[EXERCISE TASK] State how many lines hold the word "Choose", with no other words.

[Data entries]
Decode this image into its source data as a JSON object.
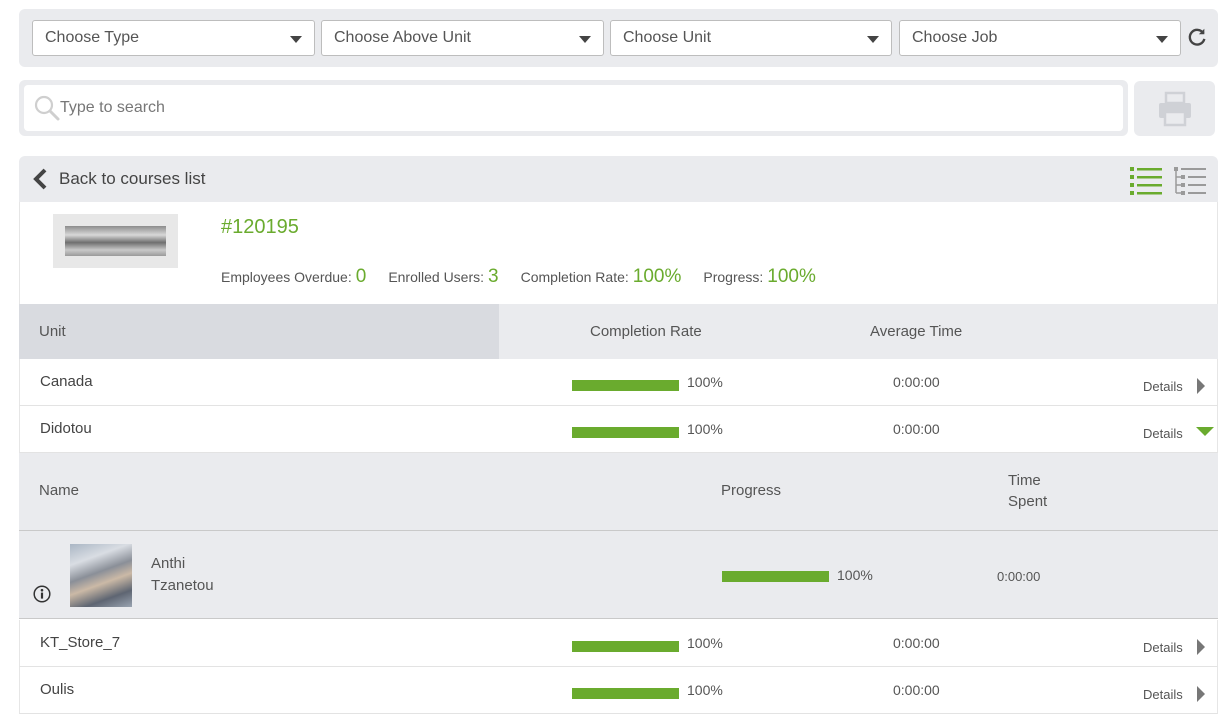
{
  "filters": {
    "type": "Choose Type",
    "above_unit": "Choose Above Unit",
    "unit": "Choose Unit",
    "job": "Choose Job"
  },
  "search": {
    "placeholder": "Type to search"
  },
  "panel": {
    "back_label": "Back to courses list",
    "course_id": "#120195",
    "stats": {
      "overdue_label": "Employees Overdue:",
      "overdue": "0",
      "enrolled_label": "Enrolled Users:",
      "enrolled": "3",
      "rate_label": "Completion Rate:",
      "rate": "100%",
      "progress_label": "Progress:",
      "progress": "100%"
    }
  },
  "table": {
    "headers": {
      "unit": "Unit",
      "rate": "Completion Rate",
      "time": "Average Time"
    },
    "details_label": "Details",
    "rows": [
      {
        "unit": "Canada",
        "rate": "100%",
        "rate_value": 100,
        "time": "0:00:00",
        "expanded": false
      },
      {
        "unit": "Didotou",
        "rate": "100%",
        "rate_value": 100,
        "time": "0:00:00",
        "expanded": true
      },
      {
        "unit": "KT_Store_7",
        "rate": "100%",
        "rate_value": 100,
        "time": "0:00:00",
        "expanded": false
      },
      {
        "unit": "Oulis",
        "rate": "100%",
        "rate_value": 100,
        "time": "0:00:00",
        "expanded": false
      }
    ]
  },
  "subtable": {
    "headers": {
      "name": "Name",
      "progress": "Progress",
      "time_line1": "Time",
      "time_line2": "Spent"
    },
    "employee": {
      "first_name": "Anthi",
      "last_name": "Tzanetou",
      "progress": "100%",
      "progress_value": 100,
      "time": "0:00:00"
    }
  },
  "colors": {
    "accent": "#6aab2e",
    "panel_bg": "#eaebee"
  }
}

[SOLUTION TO THE EXERCISE] 4